▸ **PROBLEM DETAILS**
Print each line exactly as it is given.

** start of MATERIAL **

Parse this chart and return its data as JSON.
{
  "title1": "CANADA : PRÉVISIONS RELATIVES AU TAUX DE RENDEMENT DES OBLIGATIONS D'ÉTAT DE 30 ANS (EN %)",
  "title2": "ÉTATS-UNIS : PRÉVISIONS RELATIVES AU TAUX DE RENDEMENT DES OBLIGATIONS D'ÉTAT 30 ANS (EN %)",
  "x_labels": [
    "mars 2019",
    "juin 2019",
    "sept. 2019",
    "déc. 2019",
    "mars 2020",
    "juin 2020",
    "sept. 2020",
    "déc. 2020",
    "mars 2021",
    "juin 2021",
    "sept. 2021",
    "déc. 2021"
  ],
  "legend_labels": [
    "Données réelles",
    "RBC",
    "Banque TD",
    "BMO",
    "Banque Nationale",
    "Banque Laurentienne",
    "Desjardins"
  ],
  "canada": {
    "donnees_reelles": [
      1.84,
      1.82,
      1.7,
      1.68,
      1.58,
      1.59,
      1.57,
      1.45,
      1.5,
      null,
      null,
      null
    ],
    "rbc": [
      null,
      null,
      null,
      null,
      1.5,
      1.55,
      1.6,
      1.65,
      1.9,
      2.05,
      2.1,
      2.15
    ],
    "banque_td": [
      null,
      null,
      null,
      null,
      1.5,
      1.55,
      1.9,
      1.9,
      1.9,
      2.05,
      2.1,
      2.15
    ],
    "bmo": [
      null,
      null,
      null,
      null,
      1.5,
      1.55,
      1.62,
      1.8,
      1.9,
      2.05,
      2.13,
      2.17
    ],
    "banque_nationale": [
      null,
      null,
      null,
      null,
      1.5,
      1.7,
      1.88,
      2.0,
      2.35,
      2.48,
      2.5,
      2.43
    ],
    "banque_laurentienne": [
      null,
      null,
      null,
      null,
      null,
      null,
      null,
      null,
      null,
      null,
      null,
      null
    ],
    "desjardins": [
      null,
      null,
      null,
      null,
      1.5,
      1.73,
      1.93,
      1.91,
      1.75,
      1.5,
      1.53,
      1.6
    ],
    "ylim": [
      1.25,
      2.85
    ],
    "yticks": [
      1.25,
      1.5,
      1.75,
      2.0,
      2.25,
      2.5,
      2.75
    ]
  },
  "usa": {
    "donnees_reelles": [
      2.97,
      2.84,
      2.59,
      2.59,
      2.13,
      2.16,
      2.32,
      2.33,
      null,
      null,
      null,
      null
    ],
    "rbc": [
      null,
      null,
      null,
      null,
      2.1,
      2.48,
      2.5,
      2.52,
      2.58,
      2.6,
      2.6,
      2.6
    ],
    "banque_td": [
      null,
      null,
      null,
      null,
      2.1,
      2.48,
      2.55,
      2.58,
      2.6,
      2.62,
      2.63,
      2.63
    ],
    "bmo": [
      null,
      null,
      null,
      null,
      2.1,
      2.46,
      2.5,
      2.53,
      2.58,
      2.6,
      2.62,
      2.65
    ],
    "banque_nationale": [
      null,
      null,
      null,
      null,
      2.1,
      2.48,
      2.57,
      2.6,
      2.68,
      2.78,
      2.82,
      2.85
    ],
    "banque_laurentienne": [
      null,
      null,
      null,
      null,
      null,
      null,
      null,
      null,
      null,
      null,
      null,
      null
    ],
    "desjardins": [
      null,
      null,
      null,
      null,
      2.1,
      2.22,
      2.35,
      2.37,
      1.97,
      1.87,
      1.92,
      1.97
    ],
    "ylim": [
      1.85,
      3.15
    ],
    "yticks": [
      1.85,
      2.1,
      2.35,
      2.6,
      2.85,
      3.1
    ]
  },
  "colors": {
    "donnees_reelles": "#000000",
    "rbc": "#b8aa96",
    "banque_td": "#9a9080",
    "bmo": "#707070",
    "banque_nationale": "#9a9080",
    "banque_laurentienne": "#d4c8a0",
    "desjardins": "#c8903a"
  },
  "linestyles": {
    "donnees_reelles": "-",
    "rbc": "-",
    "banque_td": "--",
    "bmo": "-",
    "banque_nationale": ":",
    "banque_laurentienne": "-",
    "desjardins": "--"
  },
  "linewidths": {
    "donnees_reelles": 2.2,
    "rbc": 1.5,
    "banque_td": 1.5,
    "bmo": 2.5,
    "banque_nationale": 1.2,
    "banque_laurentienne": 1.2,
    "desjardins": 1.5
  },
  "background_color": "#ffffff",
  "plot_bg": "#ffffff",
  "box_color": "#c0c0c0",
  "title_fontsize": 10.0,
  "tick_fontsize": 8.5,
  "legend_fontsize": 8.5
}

** end of MATERIAL **

▸ **RESPONSE TO THE EXERCISE**
Parse this chart and return its data as JSON.
{
  "title1": "CANADA : PRÉVISIONS RELATIVES AU TAUX DE RENDEMENT DES OBLIGATIONS D'ÉTAT DE 30 ANS (EN %)",
  "title2": "ÉTATS-UNIS : PRÉVISIONS RELATIVES AU TAUX DE RENDEMENT DES OBLIGATIONS D'ÉTAT 30 ANS (EN %)",
  "x_labels": [
    "mars 2019",
    "juin 2019",
    "sept. 2019",
    "déc. 2019",
    "mars 2020",
    "juin 2020",
    "sept. 2020",
    "déc. 2020",
    "mars 2021",
    "juin 2021",
    "sept. 2021",
    "déc. 2021"
  ],
  "legend_labels": [
    "Données réelles",
    "RBC",
    "Banque TD",
    "BMO",
    "Banque Nationale",
    "Banque Laurentienne",
    "Desjardins"
  ],
  "canada": {
    "donnees_reelles": [
      1.84,
      1.82,
      1.7,
      1.68,
      1.58,
      1.59,
      1.57,
      1.45,
      1.5,
      null,
      null,
      null
    ],
    "rbc": [
      null,
      null,
      null,
      null,
      1.5,
      1.55,
      1.6,
      1.65,
      1.9,
      2.05,
      2.1,
      2.15
    ],
    "banque_td": [
      null,
      null,
      null,
      null,
      1.5,
      1.55,
      1.9,
      1.9,
      1.9,
      2.05,
      2.1,
      2.15
    ],
    "bmo": [
      null,
      null,
      null,
      null,
      1.5,
      1.55,
      1.62,
      1.8,
      1.9,
      2.05,
      2.13,
      2.17
    ],
    "banque_nationale": [
      null,
      null,
      null,
      null,
      1.5,
      1.7,
      1.88,
      2.0,
      2.35,
      2.48,
      2.5,
      2.43
    ],
    "banque_laurentienne": [
      null,
      null,
      null,
      null,
      null,
      null,
      null,
      null,
      null,
      null,
      null,
      null
    ],
    "desjardins": [
      null,
      null,
      null,
      null,
      1.5,
      1.73,
      1.93,
      1.91,
      1.75,
      1.5,
      1.53,
      1.6
    ],
    "ylim": [
      1.25,
      2.85
    ],
    "yticks": [
      1.25,
      1.5,
      1.75,
      2.0,
      2.25,
      2.5,
      2.75
    ]
  },
  "usa": {
    "donnees_reelles": [
      2.97,
      2.84,
      2.59,
      2.59,
      2.13,
      2.16,
      2.32,
      2.33,
      null,
      null,
      null,
      null
    ],
    "rbc": [
      null,
      null,
      null,
      null,
      2.1,
      2.48,
      2.5,
      2.52,
      2.58,
      2.6,
      2.6,
      2.6
    ],
    "banque_td": [
      null,
      null,
      null,
      null,
      2.1,
      2.48,
      2.55,
      2.58,
      2.6,
      2.62,
      2.63,
      2.63
    ],
    "bmo": [
      null,
      null,
      null,
      null,
      2.1,
      2.46,
      2.5,
      2.53,
      2.58,
      2.6,
      2.62,
      2.65
    ],
    "banque_nationale": [
      null,
      null,
      null,
      null,
      2.1,
      2.48,
      2.57,
      2.6,
      2.68,
      2.78,
      2.82,
      2.85
    ],
    "banque_laurentienne": [
      null,
      null,
      null,
      null,
      null,
      null,
      null,
      null,
      null,
      null,
      null,
      null
    ],
    "desjardins": [
      null,
      null,
      null,
      null,
      2.1,
      2.22,
      2.35,
      2.37,
      1.97,
      1.87,
      1.92,
      1.97
    ],
    "ylim": [
      1.85,
      3.15
    ],
    "yticks": [
      1.85,
      2.1,
      2.35,
      2.6,
      2.85,
      3.1
    ]
  },
  "colors": {
    "donnees_reelles": "#000000",
    "rbc": "#b8aa96",
    "banque_td": "#9a9080",
    "bmo": "#707070",
    "banque_nationale": "#9a9080",
    "banque_laurentienne": "#d4c8a0",
    "desjardins": "#c8903a"
  },
  "linestyles": {
    "donnees_reelles": "-",
    "rbc": "-",
    "banque_td": "--",
    "bmo": "-",
    "banque_nationale": ":",
    "banque_laurentienne": "-",
    "desjardins": "--"
  },
  "linewidths": {
    "donnees_reelles": 2.2,
    "rbc": 1.5,
    "banque_td": 1.5,
    "bmo": 2.5,
    "banque_nationale": 1.2,
    "banque_laurentienne": 1.2,
    "desjardins": 1.5
  },
  "background_color": "#ffffff",
  "plot_bg": "#ffffff",
  "box_color": "#c0c0c0",
  "title_fontsize": 10.0,
  "tick_fontsize": 8.5,
  "legend_fontsize": 8.5
}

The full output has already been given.